**RECORD LIST**
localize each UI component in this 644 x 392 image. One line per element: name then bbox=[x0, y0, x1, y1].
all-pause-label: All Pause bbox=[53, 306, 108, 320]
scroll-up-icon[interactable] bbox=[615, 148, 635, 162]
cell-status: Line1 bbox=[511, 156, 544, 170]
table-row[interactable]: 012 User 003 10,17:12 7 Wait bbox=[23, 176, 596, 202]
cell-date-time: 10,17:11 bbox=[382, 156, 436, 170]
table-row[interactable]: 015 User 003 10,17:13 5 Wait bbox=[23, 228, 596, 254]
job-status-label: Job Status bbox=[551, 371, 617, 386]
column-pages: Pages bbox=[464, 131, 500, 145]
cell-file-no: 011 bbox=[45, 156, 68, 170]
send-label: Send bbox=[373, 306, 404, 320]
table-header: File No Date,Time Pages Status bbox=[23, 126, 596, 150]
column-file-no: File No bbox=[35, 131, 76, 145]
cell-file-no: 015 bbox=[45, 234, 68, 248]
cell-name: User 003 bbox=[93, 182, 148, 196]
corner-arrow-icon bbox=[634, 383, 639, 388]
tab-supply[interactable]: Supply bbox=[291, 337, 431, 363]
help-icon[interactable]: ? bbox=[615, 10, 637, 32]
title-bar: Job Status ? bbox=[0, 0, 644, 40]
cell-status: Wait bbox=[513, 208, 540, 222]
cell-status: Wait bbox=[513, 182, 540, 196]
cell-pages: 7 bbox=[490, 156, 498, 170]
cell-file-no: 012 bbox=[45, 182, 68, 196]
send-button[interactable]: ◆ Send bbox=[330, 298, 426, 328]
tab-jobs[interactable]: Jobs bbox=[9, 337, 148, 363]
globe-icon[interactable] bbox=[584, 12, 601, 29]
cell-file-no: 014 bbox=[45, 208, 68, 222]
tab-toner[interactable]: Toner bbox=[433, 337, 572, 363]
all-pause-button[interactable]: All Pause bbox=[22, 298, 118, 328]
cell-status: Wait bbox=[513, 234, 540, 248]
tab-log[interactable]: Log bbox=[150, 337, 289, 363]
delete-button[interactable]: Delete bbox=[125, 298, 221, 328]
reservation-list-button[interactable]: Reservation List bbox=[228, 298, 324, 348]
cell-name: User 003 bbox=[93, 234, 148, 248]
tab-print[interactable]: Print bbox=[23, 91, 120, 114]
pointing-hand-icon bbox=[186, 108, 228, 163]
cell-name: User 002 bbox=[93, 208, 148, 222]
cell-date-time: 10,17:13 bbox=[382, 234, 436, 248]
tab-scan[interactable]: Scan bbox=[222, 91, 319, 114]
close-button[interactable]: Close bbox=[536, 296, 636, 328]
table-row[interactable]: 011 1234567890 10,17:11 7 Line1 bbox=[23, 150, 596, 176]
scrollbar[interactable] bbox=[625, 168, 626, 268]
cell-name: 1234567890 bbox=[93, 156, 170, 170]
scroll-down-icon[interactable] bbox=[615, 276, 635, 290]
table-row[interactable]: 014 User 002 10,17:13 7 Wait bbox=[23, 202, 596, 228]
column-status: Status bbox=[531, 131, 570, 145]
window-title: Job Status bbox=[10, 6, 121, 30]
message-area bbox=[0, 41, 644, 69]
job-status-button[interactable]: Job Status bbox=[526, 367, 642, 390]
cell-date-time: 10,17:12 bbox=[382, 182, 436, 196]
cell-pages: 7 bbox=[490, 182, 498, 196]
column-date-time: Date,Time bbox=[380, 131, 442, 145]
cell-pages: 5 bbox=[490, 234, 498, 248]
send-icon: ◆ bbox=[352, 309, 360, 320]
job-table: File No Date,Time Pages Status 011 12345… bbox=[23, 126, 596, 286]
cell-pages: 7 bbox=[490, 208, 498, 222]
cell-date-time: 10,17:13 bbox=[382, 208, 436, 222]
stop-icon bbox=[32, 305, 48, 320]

**WHAT IS EXPECTED**
Reproduce the entries from the first line through the line containing "scroll-up-icon[interactable] bbox=[615, 148, 635, 162]", inclusive, with "All Pause" changed to "Pause All" and nothing else altered. Give only those lines.

**CORRECT RESPONSE**
localize each UI component in this 644 x 392 image. One line per element: name then bbox=[x0, y0, x1, y1].
all-pause-label: Pause All bbox=[53, 306, 108, 320]
scroll-up-icon[interactable] bbox=[615, 148, 635, 162]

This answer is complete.